>>
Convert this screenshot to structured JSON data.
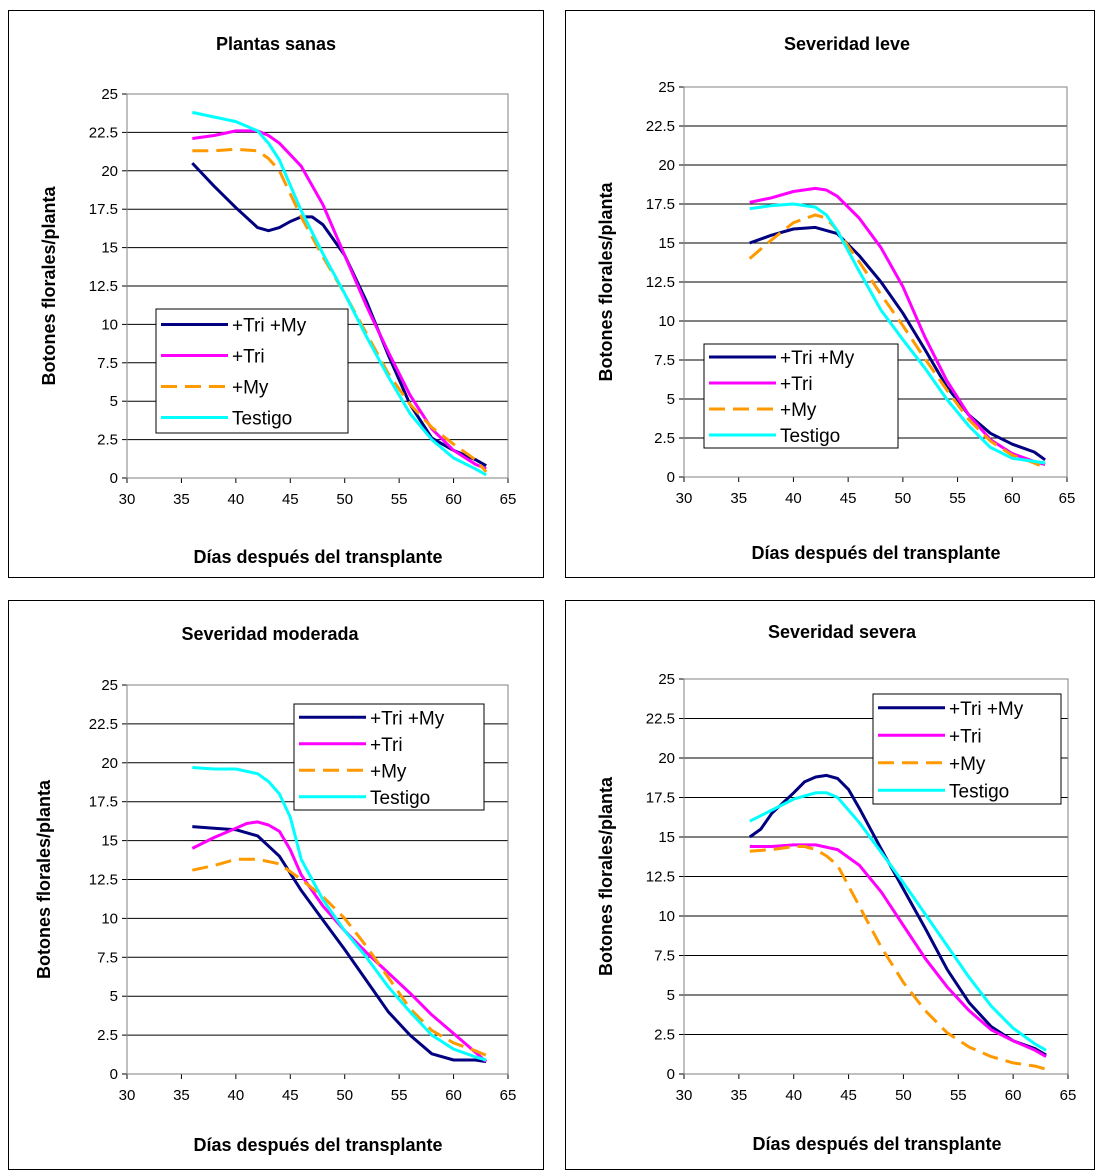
{
  "colors": {
    "series_tri_my": "#000080",
    "series_tri": "#ff00ff",
    "series_my": "#ff9900",
    "series_testigo": "#00ffff",
    "grid": "#000000",
    "frame": "#000000"
  },
  "chart_data": [
    {
      "type": "line",
      "title": "Plantas sanas",
      "xlabel": "Días después del transplante",
      "ylabel": "Botones florales/planta",
      "xlim": [
        30,
        65
      ],
      "ylim": [
        0,
        25
      ],
      "xticks": [
        "30",
        "35",
        "40",
        "45",
        "50",
        "55",
        "60",
        "65"
      ],
      "yticks": [
        "0",
        "2.5",
        "5",
        "7.5",
        "10",
        "12.5",
        "15",
        "17.5",
        "20",
        "22.5",
        "25"
      ],
      "grid": "horizontal",
      "legend": "middle-left",
      "series": [
        {
          "name": "+Tri +My",
          "x": [
            36,
            38,
            40,
            42,
            43,
            44,
            45,
            46,
            47,
            48,
            50,
            52,
            54,
            56,
            58,
            60,
            62,
            63
          ],
          "y": [
            20.5,
            19,
            17.6,
            16.3,
            16.1,
            16.3,
            16.7,
            17,
            17,
            16.5,
            14.5,
            11.5,
            8,
            4.8,
            2.6,
            1.8,
            1.2,
            0.8
          ]
        },
        {
          "name": "+Tri",
          "x": [
            36,
            38,
            40,
            42,
            43,
            44,
            46,
            48,
            50,
            52,
            54,
            56,
            58,
            60,
            62,
            63
          ],
          "y": [
            22.1,
            22.3,
            22.6,
            22.6,
            22.3,
            21.8,
            20.3,
            17.8,
            14.5,
            11.2,
            8.2,
            5.4,
            3.2,
            1.8,
            0.9,
            0.6
          ]
        },
        {
          "name": "+My",
          "x": [
            36,
            38,
            40,
            42,
            43,
            44,
            46,
            48,
            50,
            52,
            54,
            56,
            58,
            60,
            62,
            63
          ],
          "y": [
            21.3,
            21.3,
            21.4,
            21.3,
            20.8,
            20,
            17,
            14.4,
            12,
            9.4,
            6.8,
            4.8,
            3.3,
            2.2,
            1.2,
            0.4
          ]
        },
        {
          "name": "Testigo",
          "x": [
            36,
            38,
            40,
            42,
            43,
            44,
            46,
            48,
            50,
            52,
            54,
            56,
            58,
            60,
            62,
            63
          ],
          "y": [
            23.8,
            23.5,
            23.2,
            22.6,
            21.8,
            20.7,
            17.4,
            14.6,
            12,
            9.2,
            6.6,
            4.2,
            2.5,
            1.3,
            0.6,
            0.2
          ]
        }
      ]
    },
    {
      "type": "line",
      "title": "Severidad leve",
      "xlabel": "Días después del transplante",
      "ylabel": "Botones florales/planta",
      "xlim": [
        30,
        65
      ],
      "ylim": [
        0,
        25
      ],
      "xticks": [
        "30",
        "35",
        "40",
        "45",
        "50",
        "55",
        "60",
        "65"
      ],
      "yticks": [
        "0",
        "2.5",
        "5",
        "7.5",
        "10",
        "12.5",
        "15",
        "17.5",
        "20",
        "22.5",
        "25"
      ],
      "grid": "horizontal",
      "legend": "bottom-left",
      "series": [
        {
          "name": "+Tri +My",
          "x": [
            36,
            38,
            40,
            42,
            44,
            46,
            48,
            50,
            52,
            54,
            56,
            58,
            60,
            62,
            63
          ],
          "y": [
            15,
            15.5,
            15.9,
            16,
            15.6,
            14.2,
            12.5,
            10.5,
            8.2,
            5.8,
            4,
            2.8,
            2.1,
            1.6,
            1.1
          ]
        },
        {
          "name": "+Tri",
          "x": [
            36,
            38,
            40,
            42,
            43,
            44,
            46,
            48,
            50,
            52,
            54,
            56,
            58,
            60,
            62,
            63
          ],
          "y": [
            17.6,
            17.9,
            18.3,
            18.5,
            18.4,
            18,
            16.6,
            14.7,
            12.2,
            9,
            6.2,
            4,
            2.4,
            1.5,
            1,
            0.8
          ]
        },
        {
          "name": "+My",
          "x": [
            36,
            38,
            40,
            42,
            43,
            44,
            46,
            48,
            50,
            52,
            54,
            56,
            58,
            60,
            62,
            63
          ],
          "y": [
            14,
            15.2,
            16.3,
            16.8,
            16.6,
            15.8,
            13.8,
            11.7,
            9.7,
            7.6,
            5.6,
            3.7,
            2.3,
            1.4,
            0.9,
            0.6
          ]
        },
        {
          "name": "Testigo",
          "x": [
            36,
            38,
            40,
            42,
            43,
            44,
            46,
            48,
            50,
            52,
            54,
            56,
            58,
            60,
            62,
            63
          ],
          "y": [
            17.2,
            17.4,
            17.5,
            17.3,
            16.8,
            15.8,
            13.2,
            10.7,
            8.8,
            7,
            5,
            3.3,
            1.9,
            1.2,
            1,
            0.9
          ]
        }
      ]
    },
    {
      "type": "line",
      "title": "Severidad moderada",
      "xlabel": "Días después del transplante",
      "ylabel": "Botones florales/planta",
      "xlim": [
        30,
        65
      ],
      "ylim": [
        0,
        25
      ],
      "xticks": [
        "30",
        "35",
        "40",
        "45",
        "50",
        "55",
        "60",
        "65"
      ],
      "yticks": [
        "0",
        "2.5",
        "5",
        "7.5",
        "10",
        "12.5",
        "15",
        "17.5",
        "20",
        "22.5",
        "25"
      ],
      "grid": "horizontal",
      "legend": "top-right",
      "series": [
        {
          "name": "+Tri +My",
          "x": [
            36,
            38,
            40,
            42,
            44,
            46,
            48,
            50,
            52,
            54,
            56,
            58,
            60,
            62,
            63
          ],
          "y": [
            15.9,
            15.8,
            15.7,
            15.3,
            14,
            11.8,
            9.9,
            8,
            6,
            4,
            2.5,
            1.3,
            0.9,
            0.9,
            0.8
          ]
        },
        {
          "name": "+Tri",
          "x": [
            36,
            38,
            40,
            41,
            42,
            43,
            44,
            45,
            46,
            48,
            50,
            52,
            54,
            56,
            58,
            60,
            62,
            63
          ],
          "y": [
            14.5,
            15.2,
            15.8,
            16.1,
            16.2,
            16,
            15.6,
            14.4,
            12.8,
            10.8,
            9.2,
            7.8,
            6.5,
            5.2,
            3.8,
            2.6,
            1.4,
            0.8
          ]
        },
        {
          "name": "+My",
          "x": [
            36,
            38,
            40,
            42,
            44,
            46,
            48,
            50,
            52,
            54,
            56,
            58,
            60,
            62,
            63
          ],
          "y": [
            13.1,
            13.4,
            13.8,
            13.8,
            13.5,
            12.5,
            11.4,
            10,
            8.2,
            6.2,
            4.2,
            2.8,
            2,
            1.5,
            1.2
          ]
        },
        {
          "name": "Testigo",
          "x": [
            36,
            38,
            40,
            42,
            43,
            44,
            45,
            46,
            48,
            50,
            52,
            54,
            56,
            58,
            60,
            62,
            63
          ],
          "y": [
            19.7,
            19.6,
            19.6,
            19.3,
            18.8,
            18,
            16.5,
            13.8,
            11.2,
            9.2,
            7.5,
            5.6,
            4,
            2.5,
            1.6,
            1.1,
            0.9
          ]
        }
      ]
    },
    {
      "type": "line",
      "title": "Severidad severa",
      "xlabel": "Días después del transplante",
      "ylabel": "Botones florales/planta",
      "xlim": [
        30,
        65
      ],
      "ylim": [
        0,
        25
      ],
      "xticks": [
        "30",
        "35",
        "40",
        "45",
        "50",
        "55",
        "60",
        "65"
      ],
      "yticks": [
        "0",
        "2.5",
        "5",
        "7.5",
        "10",
        "12.5",
        "15",
        "17.5",
        "20",
        "22.5",
        "25"
      ],
      "grid": "horizontal",
      "legend": "top-right",
      "series": [
        {
          "name": "+Tri +My",
          "x": [
            36,
            37,
            38,
            40,
            41,
            42,
            43,
            44,
            45,
            46,
            48,
            50,
            52,
            54,
            56,
            58,
            60,
            62,
            63
          ],
          "y": [
            15,
            15.5,
            16.5,
            17.8,
            18.5,
            18.8,
            18.9,
            18.7,
            18,
            16.8,
            14.2,
            11.7,
            9.2,
            6.6,
            4.5,
            3,
            2.1,
            1.6,
            1.2
          ]
        },
        {
          "name": "+Tri",
          "x": [
            36,
            38,
            40,
            42,
            44,
            46,
            48,
            50,
            52,
            54,
            56,
            58,
            60,
            62,
            63
          ],
          "y": [
            14.4,
            14.4,
            14.5,
            14.5,
            14.2,
            13.2,
            11.5,
            9.4,
            7.3,
            5.5,
            4,
            2.8,
            2.1,
            1.5,
            1.1
          ]
        },
        {
          "name": "+My",
          "x": [
            36,
            38,
            40,
            41,
            42,
            43,
            44,
            46,
            48,
            50,
            52,
            54,
            56,
            58,
            60,
            62,
            63
          ],
          "y": [
            14.1,
            14.2,
            14.4,
            14.4,
            14.2,
            13.8,
            13.2,
            10.6,
            8,
            5.8,
            4,
            2.6,
            1.7,
            1.1,
            0.7,
            0.5,
            0.3
          ]
        },
        {
          "name": "Testigo",
          "x": [
            36,
            38,
            40,
            42,
            43,
            44,
            46,
            48,
            50,
            52,
            54,
            56,
            58,
            60,
            62,
            63
          ],
          "y": [
            16,
            16.7,
            17.4,
            17.8,
            17.8,
            17.5,
            15.9,
            14,
            12.1,
            10.1,
            8.1,
            6.1,
            4.3,
            2.9,
            1.9,
            1.5
          ]
        }
      ]
    }
  ]
}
<<
**DIRECTION:**
Provide only the count of lines in the material above that hold the word "title".

**EXERCISE RESPONSE:**
4